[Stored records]

- - - - - - -

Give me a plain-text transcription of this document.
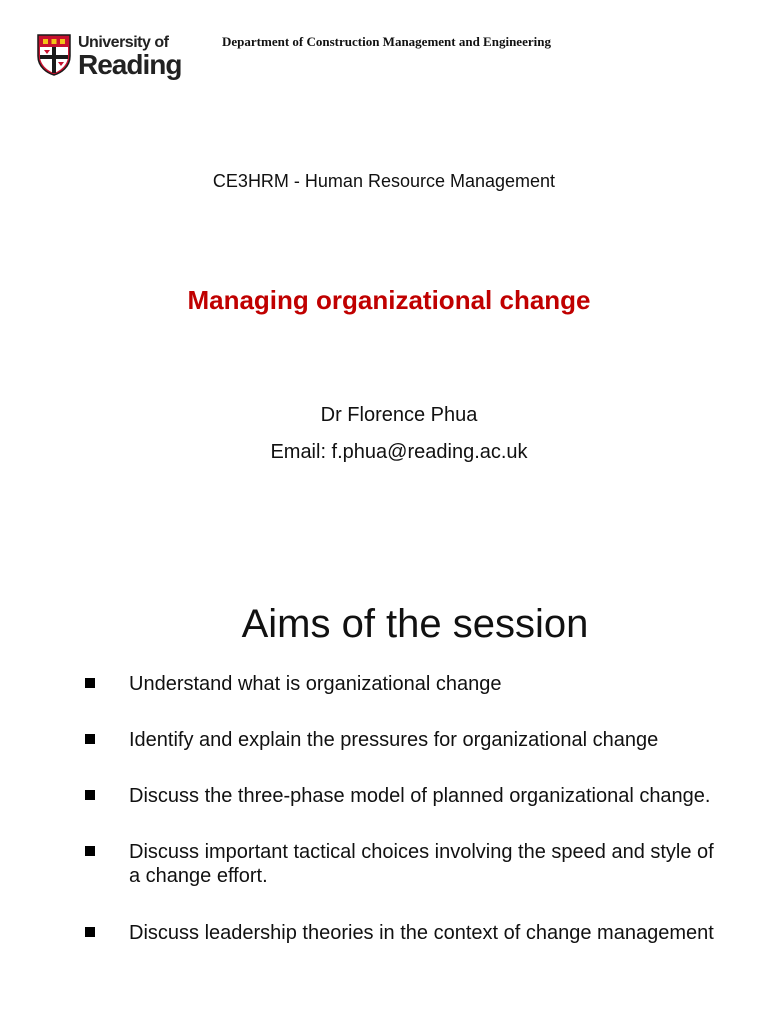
University of
Reading
Department of Construction Management and Engineering
CE3HRM - Human Resource Management
Managing organizational change
Dr Florence Phua
Email: f.phua@reading.ac.uk
Aims of the session
Understand what is organizational change
Identify and explain the pressures for organizational change
Discuss the three-phase model of planned organizational change.
Discuss important tactical choices involving the speed and style of a change effort.
Discuss leadership theories in the context of change management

- - - - - - -

_EXERCISE PROMPT:_ Copy, from the material, each line that holds the string "organizational".

_RESPONSE TO THIS EXERCISE:_
Managing organizational change
Understand what is organizational change
Identify and explain the pressures for organizational change
Discuss the three-phase model of planned organizational change.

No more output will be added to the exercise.